■ Exercise data:
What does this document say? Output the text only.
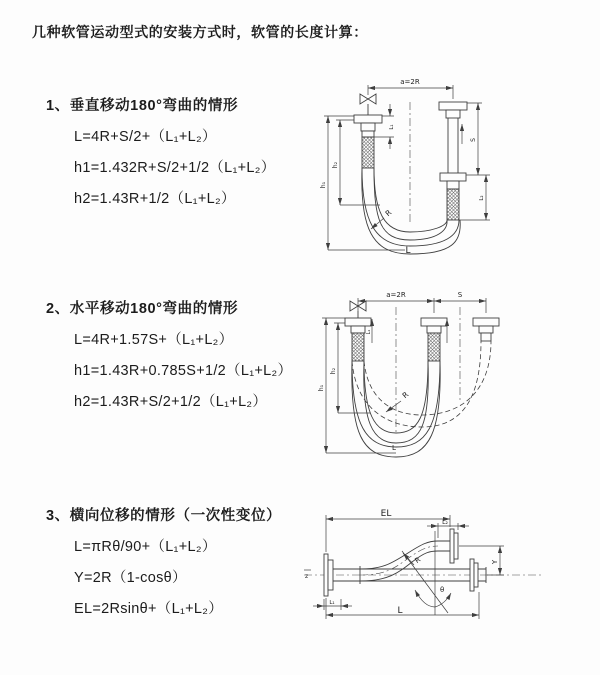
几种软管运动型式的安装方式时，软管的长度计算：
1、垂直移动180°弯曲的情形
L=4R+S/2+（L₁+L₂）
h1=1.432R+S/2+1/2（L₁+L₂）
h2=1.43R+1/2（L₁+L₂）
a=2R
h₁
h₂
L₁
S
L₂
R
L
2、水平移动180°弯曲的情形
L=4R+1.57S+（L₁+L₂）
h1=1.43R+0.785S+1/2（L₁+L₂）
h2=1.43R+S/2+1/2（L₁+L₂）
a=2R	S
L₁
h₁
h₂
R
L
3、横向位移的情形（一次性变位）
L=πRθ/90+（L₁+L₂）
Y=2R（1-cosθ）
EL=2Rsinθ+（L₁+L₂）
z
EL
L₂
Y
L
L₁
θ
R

■ Description of the task: Reproduce each line exactly as it appears, omitting the pictures.

■ Correct answer:
What does this document say? Output the text only.
几种软管运动型式的安装方式时，软管的长度计算：
1、垂直移动180°弯曲的情形
L=4R+S/2+（L₁+L₂）
h1=1.432R+S/2+1/2（L₁+L₂）
h2=1.43R+1/2（L₁+L₂）
a=2R
h₁
h₂
L₁
S
L₂
R
L
2、水平移动180°弯曲的情形
L=4R+1.57S+（L₁+L₂）
h1=1.43R+0.785S+1/2（L₁+L₂）
h2=1.43R+S/2+1/2（L₁+L₂）
a=2R	S
L₁
h₁
h₂
R
L
3、横向位移的情形（一次性变位）
L=πRθ/90+（L₁+L₂）
Y=2R（1-cosθ）
EL=2Rsinθ+（L₁+L₂）
z
EL
L₂
Y
L
L₁
θ
R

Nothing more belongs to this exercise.